● PROBLEM STATEMENT:
Go through the material and pull out every line with the string "false" in it.
---------- EXTRACTED INFORMATION
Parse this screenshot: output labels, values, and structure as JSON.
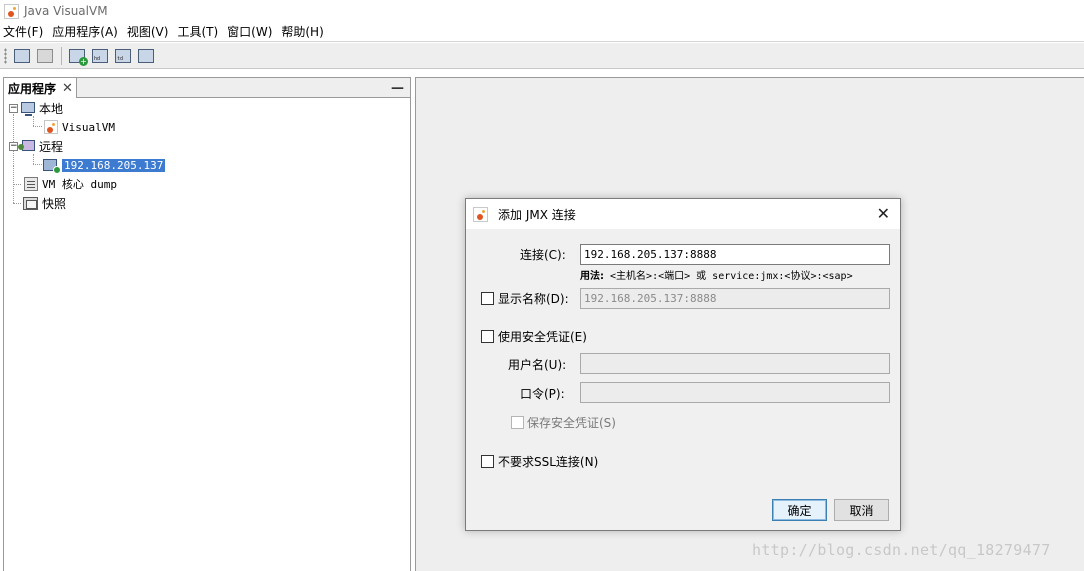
{
  "window": {
    "title": "Java VisualVM",
    "icon": "visualvm-app-icon"
  },
  "menubar": {
    "items": [
      {
        "label": "文件(F)"
      },
      {
        "label": "应用程序(A)"
      },
      {
        "label": "视图(V)"
      },
      {
        "label": "工具(T)"
      },
      {
        "label": "窗口(W)"
      },
      {
        "label": "帮助(H)"
      }
    ]
  },
  "toolbar": {
    "icons": [
      "load-snapshot-icon",
      "save-icon",
      "add-jmx-connection-icon",
      "heap-dump-icon",
      "thread-dump-icon",
      "application-snapshot-icon"
    ]
  },
  "left_panel": {
    "tab_label": "应用程序",
    "close_glyph": "✕",
    "minimize_glyph": "—",
    "tree": {
      "local": {
        "toggle": "−",
        "label": "本地"
      },
      "visualvm": {
        "label": "VisualVM"
      },
      "remote": {
        "toggle": "−",
        "label": "远程"
      },
      "remote_host": {
        "label": "192.168.205.137"
      },
      "core_dump": {
        "label": "VM 核心 dump"
      },
      "snapshots": {
        "label": "快照"
      }
    }
  },
  "dialog": {
    "title": "添加 JMX 连接",
    "close_glyph": "✕",
    "connection_label": "连接(C):",
    "connection_value": "192.168.205.137:8888",
    "usage_prefix": "用法:",
    "usage_text": "<主机名>:<端口> 或 service:jmx:<协议>:<sap>",
    "display_name_label": "显示名称(D):",
    "display_name_value": "192.168.205.137:8888",
    "display_name_checked": false,
    "use_security_label": "使用安全凭证(E)",
    "use_security_checked": false,
    "username_label": "用户名(U):",
    "username_value": "",
    "password_label": "口令(P):",
    "password_value": "",
    "save_credentials_label": "保存安全凭证(S)",
    "no_ssl_label": "不要求SSL连接(N)",
    "no_ssl_checked": false,
    "ok_label": "确定",
    "cancel_label": "取消"
  },
  "watermark": "http://blog.csdn.net/qq_18279477",
  "colors": {
    "selection": "#3d7bd0",
    "default_button_border": "#3c7fb1",
    "panel_background": "#eeeeee"
  }
}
--------------------
● OUTPUT:
    "display_name_checked": false,
    "use_security_checked": false,
    "no_ssl_checked": false,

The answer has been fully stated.